Requirements: Each line that holds the word "JSON" counts once; give the total number of such lines and nothing else.

Given entries:
************

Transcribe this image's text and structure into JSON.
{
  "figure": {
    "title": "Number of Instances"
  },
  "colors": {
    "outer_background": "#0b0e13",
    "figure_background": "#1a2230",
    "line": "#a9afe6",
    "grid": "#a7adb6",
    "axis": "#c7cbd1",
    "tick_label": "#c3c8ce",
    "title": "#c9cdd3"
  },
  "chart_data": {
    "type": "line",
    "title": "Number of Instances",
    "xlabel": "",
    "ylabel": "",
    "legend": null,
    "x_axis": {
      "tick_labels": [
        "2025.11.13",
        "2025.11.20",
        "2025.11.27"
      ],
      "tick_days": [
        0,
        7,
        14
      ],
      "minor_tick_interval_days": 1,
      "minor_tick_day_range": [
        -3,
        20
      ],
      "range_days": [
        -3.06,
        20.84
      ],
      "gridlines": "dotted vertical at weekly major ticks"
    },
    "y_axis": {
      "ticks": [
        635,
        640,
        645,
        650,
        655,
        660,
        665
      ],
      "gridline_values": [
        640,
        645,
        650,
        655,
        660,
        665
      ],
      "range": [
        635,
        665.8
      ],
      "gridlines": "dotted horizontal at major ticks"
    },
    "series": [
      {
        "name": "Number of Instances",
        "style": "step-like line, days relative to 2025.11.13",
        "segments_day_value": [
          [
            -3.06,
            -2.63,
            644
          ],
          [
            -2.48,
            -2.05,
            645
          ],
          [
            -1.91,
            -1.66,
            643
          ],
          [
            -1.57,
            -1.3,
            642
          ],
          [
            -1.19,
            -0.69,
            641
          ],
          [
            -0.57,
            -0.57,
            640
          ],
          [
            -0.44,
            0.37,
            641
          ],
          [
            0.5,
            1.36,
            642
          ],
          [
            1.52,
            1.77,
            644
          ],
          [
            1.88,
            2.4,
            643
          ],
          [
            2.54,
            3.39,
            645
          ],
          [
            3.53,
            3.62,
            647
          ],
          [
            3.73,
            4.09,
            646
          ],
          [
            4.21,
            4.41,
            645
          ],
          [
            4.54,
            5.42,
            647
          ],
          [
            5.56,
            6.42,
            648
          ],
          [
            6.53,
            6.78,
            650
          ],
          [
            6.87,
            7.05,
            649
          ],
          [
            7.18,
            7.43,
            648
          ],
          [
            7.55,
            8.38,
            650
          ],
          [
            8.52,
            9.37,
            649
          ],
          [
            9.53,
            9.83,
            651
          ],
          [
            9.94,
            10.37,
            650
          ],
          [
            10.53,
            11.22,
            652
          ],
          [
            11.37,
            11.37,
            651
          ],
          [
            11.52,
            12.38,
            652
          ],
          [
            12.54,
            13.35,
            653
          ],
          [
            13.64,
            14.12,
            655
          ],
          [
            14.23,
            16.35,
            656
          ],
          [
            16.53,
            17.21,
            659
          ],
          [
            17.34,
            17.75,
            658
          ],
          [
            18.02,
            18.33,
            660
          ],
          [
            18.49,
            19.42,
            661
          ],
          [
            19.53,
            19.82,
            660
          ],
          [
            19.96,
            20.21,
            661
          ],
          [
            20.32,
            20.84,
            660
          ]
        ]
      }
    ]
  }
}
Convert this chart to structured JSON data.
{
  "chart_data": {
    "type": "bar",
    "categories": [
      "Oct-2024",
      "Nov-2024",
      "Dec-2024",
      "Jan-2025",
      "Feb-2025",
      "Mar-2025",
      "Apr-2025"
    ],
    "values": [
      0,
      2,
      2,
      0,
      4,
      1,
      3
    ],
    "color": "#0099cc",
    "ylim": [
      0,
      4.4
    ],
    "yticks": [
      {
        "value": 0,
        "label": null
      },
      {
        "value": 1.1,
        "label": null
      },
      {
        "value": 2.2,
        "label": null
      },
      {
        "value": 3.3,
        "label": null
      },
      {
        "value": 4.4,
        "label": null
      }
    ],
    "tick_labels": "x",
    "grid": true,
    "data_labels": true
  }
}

************

Result of the task: 2